MATERIAL FOR THIS TASK START
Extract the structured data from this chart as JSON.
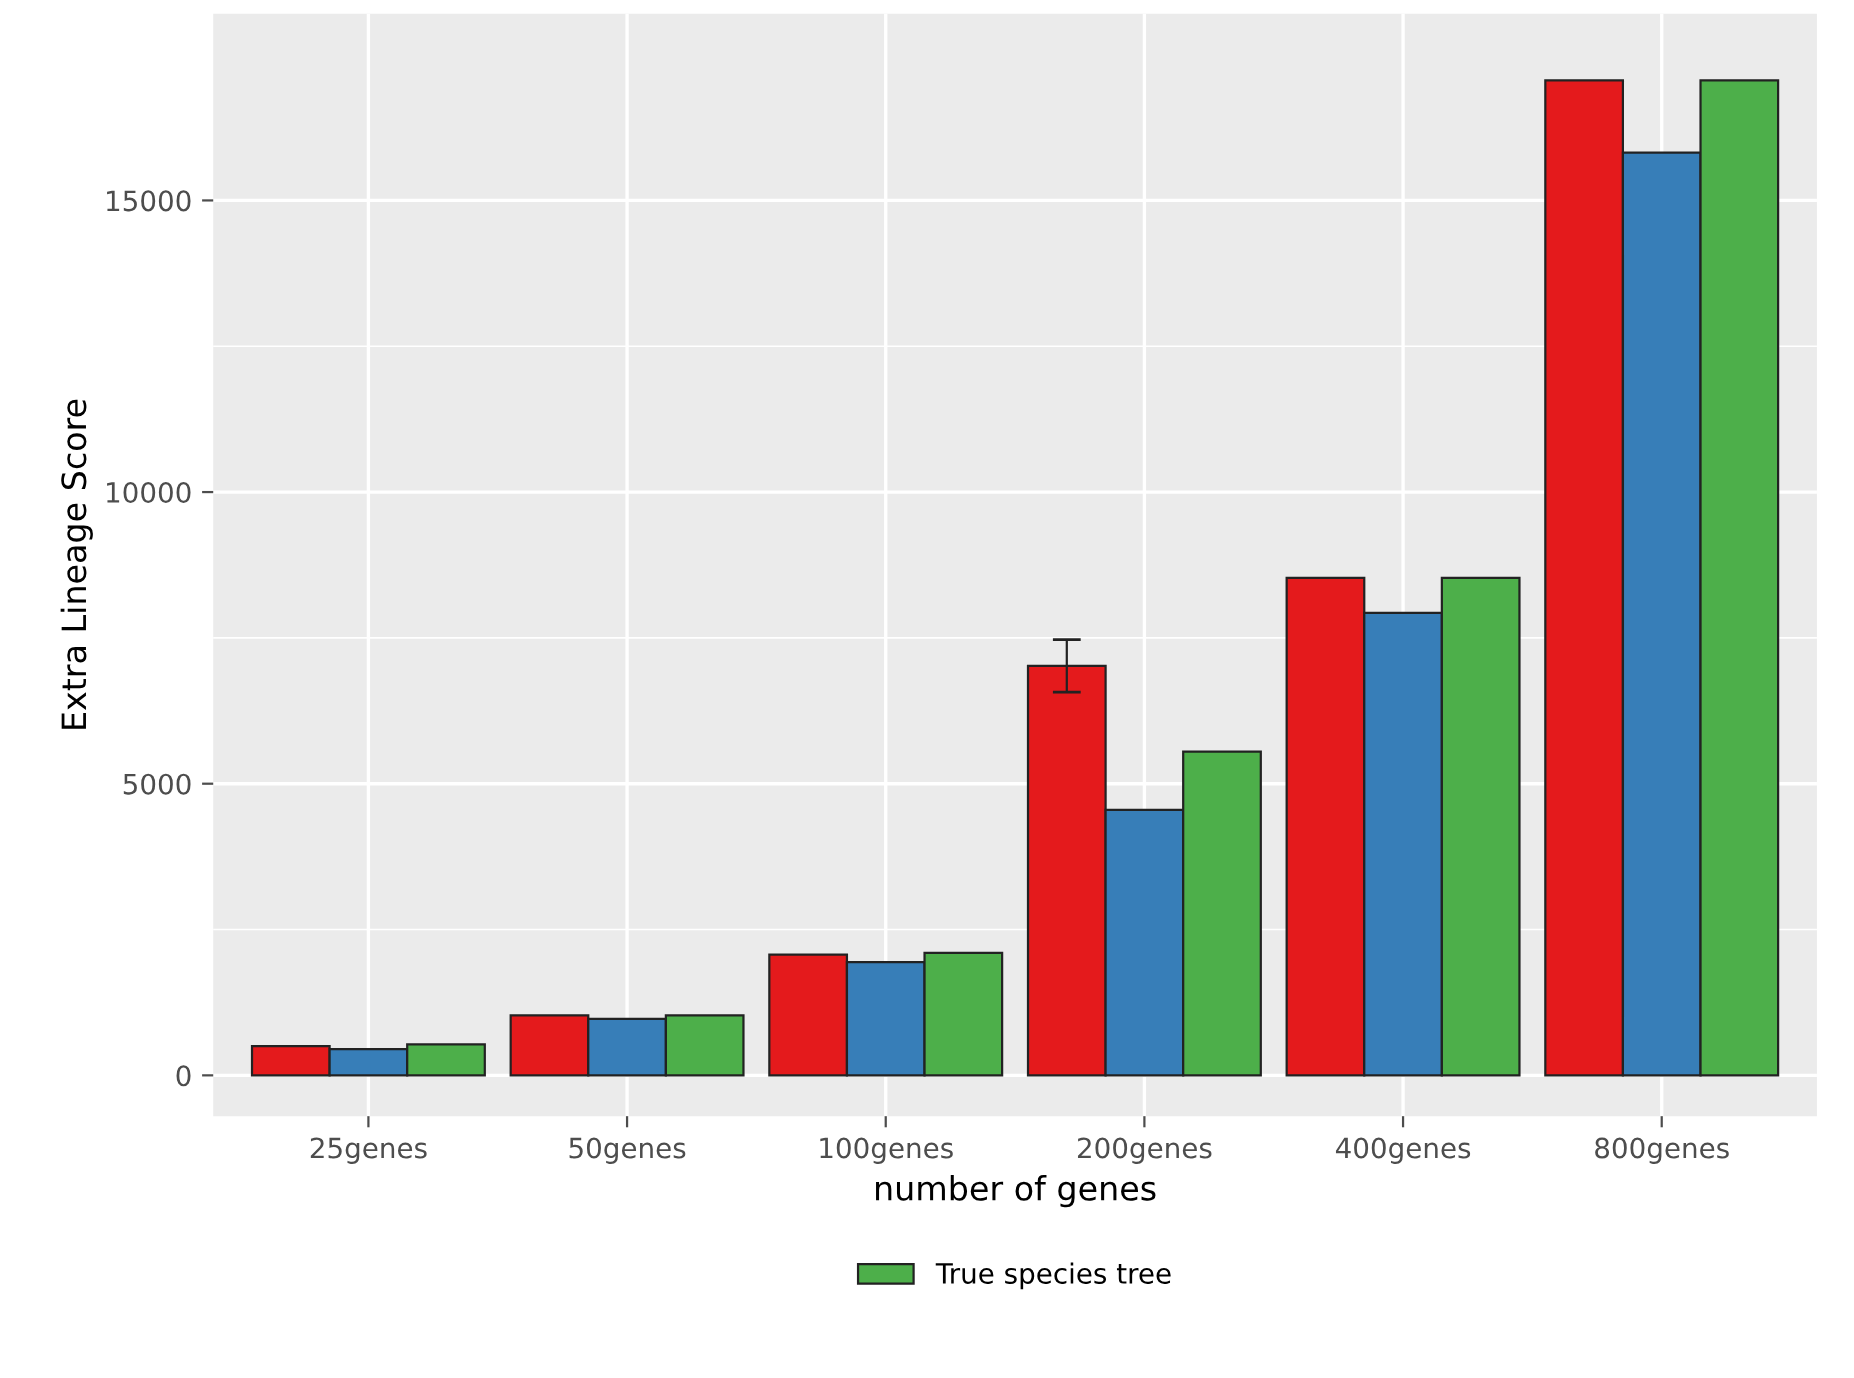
{
  "chart_data": {
    "type": "bar",
    "xlabel": "number of genes",
    "ylabel": "Extra Lineage Score",
    "categories": [
      "25genes",
      "50genes",
      "100genes",
      "200genes",
      "400genes",
      "800genes"
    ],
    "series": [
      {
        "color": "#e41a1c",
        "values": [
          500,
          1030,
          2070,
          7020,
          8530,
          17060
        ],
        "errors": [
          null,
          null,
          null,
          450,
          null,
          null
        ]
      },
      {
        "color": "#377eb8",
        "values": [
          450,
          970,
          1940,
          4550,
          7930,
          15820
        ]
      },
      {
        "name": "True species tree",
        "color": "#4daf4a",
        "values": [
          530,
          1030,
          2100,
          5550,
          8530,
          17060
        ]
      }
    ],
    "ylim": [
      -700,
      18200
    ],
    "yticks": [
      0,
      5000,
      10000,
      15000
    ],
    "grid": true,
    "legend": "bottom"
  }
}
MATERIAL FOR THIS TASK END
WHAT IS NEEDED: Exactly as written, copy out the listing, but without any pictures.

RESULT:
Extract the structured data from this chart as JSON.
{
  "chart_data": {
    "type": "bar",
    "xlabel": "number of genes",
    "ylabel": "Extra Lineage Score",
    "categories": [
      "25genes",
      "50genes",
      "100genes",
      "200genes",
      "400genes",
      "800genes"
    ],
    "series": [
      {
        "color": "#e41a1c",
        "values": [
          500,
          1030,
          2070,
          7020,
          8530,
          17060
        ],
        "errors": [
          null,
          null,
          null,
          450,
          null,
          null
        ]
      },
      {
        "color": "#377eb8",
        "values": [
          450,
          970,
          1940,
          4550,
          7930,
          15820
        ]
      },
      {
        "name": "True species tree",
        "color": "#4daf4a",
        "values": [
          530,
          1030,
          2100,
          5550,
          8530,
          17060
        ]
      }
    ],
    "ylim": [
      -700,
      18200
    ],
    "yticks": [
      0,
      5000,
      10000,
      15000
    ],
    "grid": true,
    "legend": "bottom"
  }
}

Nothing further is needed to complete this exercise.